** Begin **

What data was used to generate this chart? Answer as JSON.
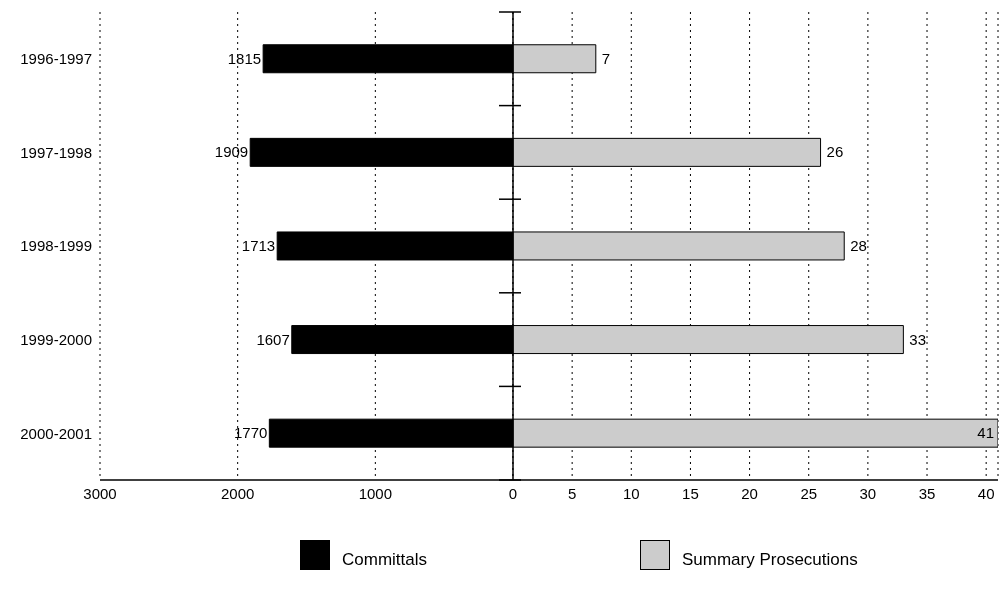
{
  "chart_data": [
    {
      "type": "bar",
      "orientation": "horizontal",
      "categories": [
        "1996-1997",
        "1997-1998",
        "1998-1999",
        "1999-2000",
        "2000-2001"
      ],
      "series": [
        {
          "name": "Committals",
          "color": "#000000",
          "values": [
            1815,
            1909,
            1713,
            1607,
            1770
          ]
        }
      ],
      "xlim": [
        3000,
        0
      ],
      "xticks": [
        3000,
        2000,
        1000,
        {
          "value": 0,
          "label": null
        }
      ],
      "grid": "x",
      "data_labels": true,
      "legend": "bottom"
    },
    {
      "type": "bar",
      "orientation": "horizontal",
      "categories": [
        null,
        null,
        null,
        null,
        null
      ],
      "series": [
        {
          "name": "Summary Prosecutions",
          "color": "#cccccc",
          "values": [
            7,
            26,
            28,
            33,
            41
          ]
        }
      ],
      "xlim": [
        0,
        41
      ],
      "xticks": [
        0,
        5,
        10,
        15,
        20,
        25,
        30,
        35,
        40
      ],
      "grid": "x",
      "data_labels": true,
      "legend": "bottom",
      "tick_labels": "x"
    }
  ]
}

** End **
** Begin **

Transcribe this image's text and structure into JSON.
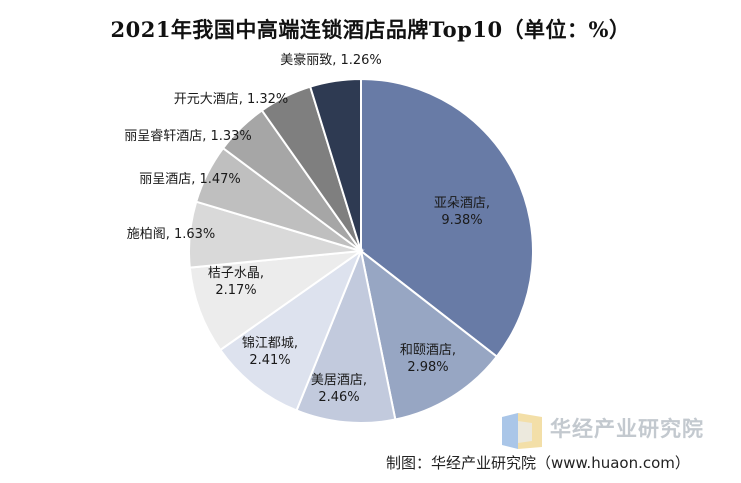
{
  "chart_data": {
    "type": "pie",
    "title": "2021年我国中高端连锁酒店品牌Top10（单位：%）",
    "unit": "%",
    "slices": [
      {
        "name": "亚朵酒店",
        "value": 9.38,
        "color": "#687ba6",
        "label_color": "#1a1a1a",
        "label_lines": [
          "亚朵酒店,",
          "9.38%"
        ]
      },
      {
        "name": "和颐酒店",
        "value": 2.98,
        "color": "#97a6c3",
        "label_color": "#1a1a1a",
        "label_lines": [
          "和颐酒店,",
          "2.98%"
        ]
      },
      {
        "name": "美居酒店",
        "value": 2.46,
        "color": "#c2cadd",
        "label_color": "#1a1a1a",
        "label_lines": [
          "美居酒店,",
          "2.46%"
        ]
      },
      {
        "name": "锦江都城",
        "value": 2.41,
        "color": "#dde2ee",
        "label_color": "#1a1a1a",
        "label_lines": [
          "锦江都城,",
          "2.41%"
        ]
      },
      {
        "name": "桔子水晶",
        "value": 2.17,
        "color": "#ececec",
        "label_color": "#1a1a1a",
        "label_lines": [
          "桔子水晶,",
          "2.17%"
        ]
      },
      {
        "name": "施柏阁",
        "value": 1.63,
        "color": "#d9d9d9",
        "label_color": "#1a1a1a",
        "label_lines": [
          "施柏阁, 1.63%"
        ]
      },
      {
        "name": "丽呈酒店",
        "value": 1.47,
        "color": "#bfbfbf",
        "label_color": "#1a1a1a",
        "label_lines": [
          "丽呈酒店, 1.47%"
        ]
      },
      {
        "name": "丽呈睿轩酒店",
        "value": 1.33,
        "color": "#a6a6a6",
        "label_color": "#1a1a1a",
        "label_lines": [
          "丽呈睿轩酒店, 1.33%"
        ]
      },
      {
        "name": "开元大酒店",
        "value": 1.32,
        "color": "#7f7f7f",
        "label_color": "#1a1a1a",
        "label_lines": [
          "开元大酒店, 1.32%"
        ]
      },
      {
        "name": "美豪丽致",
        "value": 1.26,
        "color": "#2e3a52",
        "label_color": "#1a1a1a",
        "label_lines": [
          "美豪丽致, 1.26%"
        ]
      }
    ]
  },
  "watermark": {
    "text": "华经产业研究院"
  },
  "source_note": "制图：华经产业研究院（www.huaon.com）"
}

** End **

### Problem statement
Copy whichever lines in the listing above contain the word "华经产业研究院".

### Exercise response
    "text": "华经产业研究院"
  "source_note": "制图：华经产业研究院（www.huaon.com）"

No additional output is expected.